Aim of the task | Retype every entry in its entirety, without alteration.

(Records from a dataset)
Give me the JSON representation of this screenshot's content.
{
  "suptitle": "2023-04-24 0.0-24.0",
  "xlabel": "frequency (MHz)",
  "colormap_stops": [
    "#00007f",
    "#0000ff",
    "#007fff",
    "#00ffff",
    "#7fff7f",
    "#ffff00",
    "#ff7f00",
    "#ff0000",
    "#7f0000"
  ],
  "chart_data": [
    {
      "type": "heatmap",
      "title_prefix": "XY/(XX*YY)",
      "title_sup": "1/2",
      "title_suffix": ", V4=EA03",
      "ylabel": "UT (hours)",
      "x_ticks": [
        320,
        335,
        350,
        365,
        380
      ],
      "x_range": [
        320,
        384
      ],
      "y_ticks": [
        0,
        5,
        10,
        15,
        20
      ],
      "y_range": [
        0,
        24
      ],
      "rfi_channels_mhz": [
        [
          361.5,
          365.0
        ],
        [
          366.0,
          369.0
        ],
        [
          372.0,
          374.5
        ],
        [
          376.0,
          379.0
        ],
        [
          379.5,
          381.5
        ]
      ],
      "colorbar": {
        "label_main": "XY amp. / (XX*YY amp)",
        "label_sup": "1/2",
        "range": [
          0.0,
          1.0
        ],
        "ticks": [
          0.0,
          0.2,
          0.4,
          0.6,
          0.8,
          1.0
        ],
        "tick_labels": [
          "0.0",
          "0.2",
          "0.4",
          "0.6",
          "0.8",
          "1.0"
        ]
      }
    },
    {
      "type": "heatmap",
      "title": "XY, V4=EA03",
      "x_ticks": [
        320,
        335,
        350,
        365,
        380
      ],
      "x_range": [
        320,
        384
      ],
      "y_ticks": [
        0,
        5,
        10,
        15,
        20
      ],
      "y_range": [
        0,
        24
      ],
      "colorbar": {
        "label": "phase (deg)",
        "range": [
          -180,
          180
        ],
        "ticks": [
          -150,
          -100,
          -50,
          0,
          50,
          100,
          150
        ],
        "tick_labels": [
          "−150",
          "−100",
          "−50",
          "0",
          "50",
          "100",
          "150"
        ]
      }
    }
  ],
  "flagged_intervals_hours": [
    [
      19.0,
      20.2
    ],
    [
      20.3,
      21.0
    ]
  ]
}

Written answer |
Give me the JSON representation of this screenshot's content.
{
  "suptitle": "2023-04-24 0.0-24.0",
  "xlabel": "frequency (MHz)",
  "colormap_stops": [
    "#00007f",
    "#0000ff",
    "#007fff",
    "#00ffff",
    "#7fff7f",
    "#ffff00",
    "#ff7f00",
    "#ff0000",
    "#7f0000"
  ],
  "chart_data": [
    {
      "type": "heatmap",
      "title_prefix": "XY/(XX*YY)",
      "title_sup": "1/2",
      "title_suffix": ", V4=EA03",
      "ylabel": "UT (hours)",
      "x_ticks": [
        320,
        335,
        350,
        365,
        380
      ],
      "x_range": [
        320,
        384
      ],
      "y_ticks": [
        0,
        5,
        10,
        15,
        20
      ],
      "y_range": [
        0,
        24
      ],
      "rfi_channels_mhz": [
        [
          361.5,
          365.0
        ],
        [
          366.0,
          369.0
        ],
        [
          372.0,
          374.5
        ],
        [
          376.0,
          379.0
        ],
        [
          379.5,
          381.5
        ]
      ],
      "colorbar": {
        "label_main": "XY amp. / (XX*YY amp)",
        "label_sup": "1/2",
        "range": [
          0.0,
          1.0
        ],
        "ticks": [
          0.0,
          0.2,
          0.4,
          0.6,
          0.8,
          1.0
        ],
        "tick_labels": [
          "0.0",
          "0.2",
          "0.4",
          "0.6",
          "0.8",
          "1.0"
        ]
      }
    },
    {
      "type": "heatmap",
      "title": "XY, V4=EA03",
      "x_ticks": [
        320,
        335,
        350,
        365,
        380
      ],
      "x_range": [
        320,
        384
      ],
      "y_ticks": [
        0,
        5,
        10,
        15,
        20
      ],
      "y_range": [
        0,
        24
      ],
      "colorbar": {
        "label": "phase (deg)",
        "range": [
          -180,
          180
        ],
        "ticks": [
          -150,
          -100,
          -50,
          0,
          50,
          100,
          150
        ],
        "tick_labels": [
          "−150",
          "−100",
          "−50",
          "0",
          "50",
          "100",
          "150"
        ]
      }
    }
  ],
  "flagged_intervals_hours": [
    [
      19.0,
      20.2
    ],
    [
      20.3,
      21.0
    ]
  ]
}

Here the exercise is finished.